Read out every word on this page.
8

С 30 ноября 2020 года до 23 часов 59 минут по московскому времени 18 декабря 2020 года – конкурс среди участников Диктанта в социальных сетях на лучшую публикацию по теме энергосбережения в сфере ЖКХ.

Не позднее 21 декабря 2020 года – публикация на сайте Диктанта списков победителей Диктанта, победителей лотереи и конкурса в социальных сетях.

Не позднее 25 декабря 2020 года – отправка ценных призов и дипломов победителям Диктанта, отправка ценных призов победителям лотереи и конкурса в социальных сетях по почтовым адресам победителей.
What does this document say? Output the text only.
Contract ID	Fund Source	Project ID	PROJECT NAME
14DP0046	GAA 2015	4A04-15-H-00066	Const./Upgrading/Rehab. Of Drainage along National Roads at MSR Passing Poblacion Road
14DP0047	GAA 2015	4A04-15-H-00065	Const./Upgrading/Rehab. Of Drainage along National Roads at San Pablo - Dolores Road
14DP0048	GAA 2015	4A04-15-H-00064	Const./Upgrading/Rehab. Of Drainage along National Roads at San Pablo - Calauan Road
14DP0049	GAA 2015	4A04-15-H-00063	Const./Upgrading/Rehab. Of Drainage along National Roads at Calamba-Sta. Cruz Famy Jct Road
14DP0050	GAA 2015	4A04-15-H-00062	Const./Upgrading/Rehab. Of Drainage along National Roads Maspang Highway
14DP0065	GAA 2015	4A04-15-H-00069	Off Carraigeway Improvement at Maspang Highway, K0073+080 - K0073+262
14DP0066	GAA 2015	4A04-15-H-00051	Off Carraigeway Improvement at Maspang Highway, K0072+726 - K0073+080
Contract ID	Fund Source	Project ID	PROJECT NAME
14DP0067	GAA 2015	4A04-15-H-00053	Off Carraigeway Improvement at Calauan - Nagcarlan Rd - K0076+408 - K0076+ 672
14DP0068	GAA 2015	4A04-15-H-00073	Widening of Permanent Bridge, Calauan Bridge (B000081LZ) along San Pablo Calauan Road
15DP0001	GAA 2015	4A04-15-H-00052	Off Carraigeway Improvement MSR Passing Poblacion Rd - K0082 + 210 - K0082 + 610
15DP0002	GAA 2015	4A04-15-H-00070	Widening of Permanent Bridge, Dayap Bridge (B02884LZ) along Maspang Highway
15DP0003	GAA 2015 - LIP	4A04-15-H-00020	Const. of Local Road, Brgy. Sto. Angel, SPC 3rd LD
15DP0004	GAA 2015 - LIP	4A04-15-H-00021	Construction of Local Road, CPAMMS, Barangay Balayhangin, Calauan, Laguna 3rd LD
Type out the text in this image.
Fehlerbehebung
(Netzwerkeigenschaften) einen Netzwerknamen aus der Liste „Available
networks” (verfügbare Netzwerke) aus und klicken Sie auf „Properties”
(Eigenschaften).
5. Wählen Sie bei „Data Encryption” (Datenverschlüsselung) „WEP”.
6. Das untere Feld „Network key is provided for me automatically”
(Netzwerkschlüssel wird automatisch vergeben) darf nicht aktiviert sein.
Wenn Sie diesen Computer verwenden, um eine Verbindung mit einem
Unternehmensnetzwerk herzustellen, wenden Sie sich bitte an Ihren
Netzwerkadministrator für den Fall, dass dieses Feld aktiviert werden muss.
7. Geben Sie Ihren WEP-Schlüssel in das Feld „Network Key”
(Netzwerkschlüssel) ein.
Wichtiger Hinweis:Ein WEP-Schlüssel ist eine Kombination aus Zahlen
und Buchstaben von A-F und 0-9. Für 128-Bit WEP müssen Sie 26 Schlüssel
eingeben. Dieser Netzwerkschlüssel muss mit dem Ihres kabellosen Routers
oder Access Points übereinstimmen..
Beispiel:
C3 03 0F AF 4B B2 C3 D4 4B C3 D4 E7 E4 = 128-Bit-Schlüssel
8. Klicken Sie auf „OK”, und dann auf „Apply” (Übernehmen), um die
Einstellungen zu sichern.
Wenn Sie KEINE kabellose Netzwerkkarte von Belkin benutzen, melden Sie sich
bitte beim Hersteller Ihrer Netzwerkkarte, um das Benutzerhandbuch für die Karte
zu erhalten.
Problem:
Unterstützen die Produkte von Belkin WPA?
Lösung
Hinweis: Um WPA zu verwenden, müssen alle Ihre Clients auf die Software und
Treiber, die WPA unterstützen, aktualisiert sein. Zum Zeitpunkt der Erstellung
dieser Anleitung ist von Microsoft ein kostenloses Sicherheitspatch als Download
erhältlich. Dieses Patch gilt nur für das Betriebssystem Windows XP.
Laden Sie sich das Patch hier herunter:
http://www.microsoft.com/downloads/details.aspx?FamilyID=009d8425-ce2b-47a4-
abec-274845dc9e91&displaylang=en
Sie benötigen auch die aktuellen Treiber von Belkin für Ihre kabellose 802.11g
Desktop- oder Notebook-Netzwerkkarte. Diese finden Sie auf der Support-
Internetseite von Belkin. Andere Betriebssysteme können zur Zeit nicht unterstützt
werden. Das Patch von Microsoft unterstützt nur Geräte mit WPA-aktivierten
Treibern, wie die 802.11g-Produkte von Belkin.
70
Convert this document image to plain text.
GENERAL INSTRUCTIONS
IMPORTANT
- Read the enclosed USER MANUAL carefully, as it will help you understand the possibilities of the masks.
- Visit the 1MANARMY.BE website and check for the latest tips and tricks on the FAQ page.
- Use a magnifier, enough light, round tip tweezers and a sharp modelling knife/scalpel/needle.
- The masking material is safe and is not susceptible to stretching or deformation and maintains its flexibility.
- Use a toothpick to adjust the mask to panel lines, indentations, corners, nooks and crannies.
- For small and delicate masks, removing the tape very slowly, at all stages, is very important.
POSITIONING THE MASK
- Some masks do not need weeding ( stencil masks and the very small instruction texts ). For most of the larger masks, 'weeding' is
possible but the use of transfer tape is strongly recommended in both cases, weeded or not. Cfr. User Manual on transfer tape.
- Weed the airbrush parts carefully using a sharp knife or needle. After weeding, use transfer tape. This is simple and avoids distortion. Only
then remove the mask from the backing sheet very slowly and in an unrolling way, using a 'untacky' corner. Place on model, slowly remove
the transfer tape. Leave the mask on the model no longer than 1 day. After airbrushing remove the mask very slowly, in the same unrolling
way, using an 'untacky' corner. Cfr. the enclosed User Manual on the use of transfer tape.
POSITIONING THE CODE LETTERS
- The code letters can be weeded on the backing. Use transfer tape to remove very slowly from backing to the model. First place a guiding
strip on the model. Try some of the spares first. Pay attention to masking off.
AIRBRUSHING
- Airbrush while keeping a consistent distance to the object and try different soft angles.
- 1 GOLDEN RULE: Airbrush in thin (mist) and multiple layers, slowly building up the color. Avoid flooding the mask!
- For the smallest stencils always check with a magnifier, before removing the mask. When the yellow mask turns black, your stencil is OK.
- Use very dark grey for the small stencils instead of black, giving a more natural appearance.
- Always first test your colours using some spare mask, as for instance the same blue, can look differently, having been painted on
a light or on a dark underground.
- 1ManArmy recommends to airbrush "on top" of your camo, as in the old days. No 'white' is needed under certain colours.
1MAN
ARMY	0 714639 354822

================

◆ WHAT TO DO: Out of the material above, select every line that holds the string "masking".

◆ EXERCISE RESULT:
- The masking material is safe and is not susceptible to stretching or deformation and maintains its flexibility.
strip on the model. Try some of the spares first. Pay attention to masking off.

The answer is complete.